* Given request
Recast as a numbered list the lines of the entries below that start with the line containing "y2-tick-label: 70: [843, 134, 856, 145]" and run through the line containing "y2-tick-label: 30: [843, 298, 856, 309]", leaving out any blank lines.

* Material supplied

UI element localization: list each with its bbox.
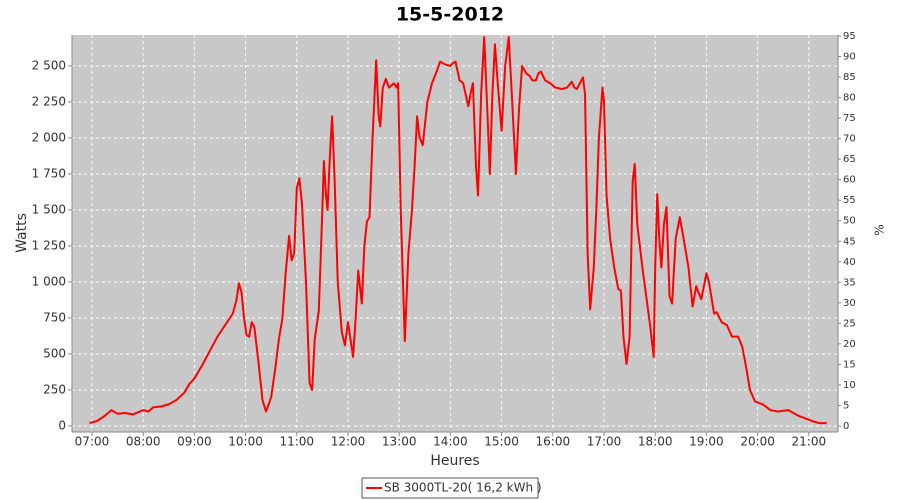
y2-tick-label: 70: [843, 134, 856, 145]
y2-tick-label: 45: [843, 236, 856, 247]
y2-tick-label: 25: [843, 318, 856, 329]
y2-tick-label: 40: [843, 257, 856, 268]
x-tick-label: 11:00: [279, 435, 314, 449]
y2-tick-label: 80: [843, 93, 856, 104]
x-tick-label: 18:00: [638, 435, 673, 449]
x-tick-label: 08:00: [126, 435, 161, 449]
y2-tick-label: 30: [843, 298, 856, 309]
y-tick-label: 750: [43, 310, 66, 324]
chart-title: 15-5-2012: [396, 4, 504, 26]
y-tick-label: 500: [43, 346, 66, 360]
y2-tick-label: 95: [843, 31, 856, 42]
x-tick-label: 09:00: [177, 435, 212, 449]
y2-tick-label: 55: [843, 195, 856, 206]
legend: [361, 477, 539, 499]
y2-tick-label: 65: [843, 154, 856, 165]
y-tick-label: 1 500: [32, 202, 66, 216]
x-tick-label: 17:00: [587, 435, 622, 449]
y2-tick-label: 90: [843, 52, 856, 63]
y2-axis-label: %: [873, 224, 887, 235]
y-tick-label: 1 250: [32, 238, 66, 252]
y2-tick-label: 5: [843, 400, 849, 411]
y-tick-label: 2 500: [32, 58, 66, 72]
x-tick-label: 20:00: [740, 435, 775, 449]
y2-tick-label: 10: [843, 380, 856, 391]
x-tick-label: 19:00: [689, 435, 724, 449]
y2-tick-label: 20: [843, 339, 856, 350]
x-axis-label: Heures: [430, 453, 479, 469]
x-tick-label: 12:00: [331, 435, 366, 449]
y2-tick-label: 85: [843, 72, 856, 83]
x-tick-label: 15:00: [484, 435, 519, 449]
legend-label: SB 3000TL-20( 16,2 kWh ): [384, 481, 542, 495]
y2-tick-label: 0: [843, 421, 849, 432]
x-tick-label: 13:00: [382, 435, 417, 449]
x-tick-label: 21:00: [792, 435, 827, 449]
y-axis-label: Watts: [14, 213, 30, 253]
y-tick-label: 1 750: [32, 166, 66, 180]
plot-area: [72, 35, 838, 432]
x-tick-label: 10:00: [228, 435, 263, 449]
x-tick-label: 16:00: [536, 435, 571, 449]
y-tick-label: 2 000: [32, 130, 66, 144]
x-tick-label: 07:00: [75, 435, 110, 449]
y2-tick-label: 50: [843, 216, 856, 227]
y-tick-label: 1 000: [32, 274, 66, 288]
y-tick-label: 0: [58, 418, 66, 432]
y2-tick-label: 75: [843, 113, 856, 124]
y-tick-label: 250: [43, 382, 66, 396]
y-tick-label: 2 250: [32, 94, 66, 108]
x-tick-label: 14:00: [433, 435, 468, 449]
y2-tick-label: 60: [843, 175, 856, 186]
data-line: [89, 36, 827, 425]
y2-tick-label: 15: [843, 359, 856, 370]
y2-tick-label: 35: [843, 277, 856, 288]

* Task result
1. y2-tick-label: 70: [843, 134, 856, 145]
2. y2-tick-label: 45: [843, 236, 856, 247]
3. y2-tick-label: 25: [843, 318, 856, 329]
4. y2-tick-label: 40: [843, 257, 856, 268]
5. x-tick-label: 11:00: [279, 435, 314, 449]
6. y2-tick-label: 80: [843, 93, 856, 104]
7. x-tick-label: 18:00: [638, 435, 673, 449]
8. x-tick-label: 08:00: [126, 435, 161, 449]
9. y2-tick-label: 30: [843, 298, 856, 309]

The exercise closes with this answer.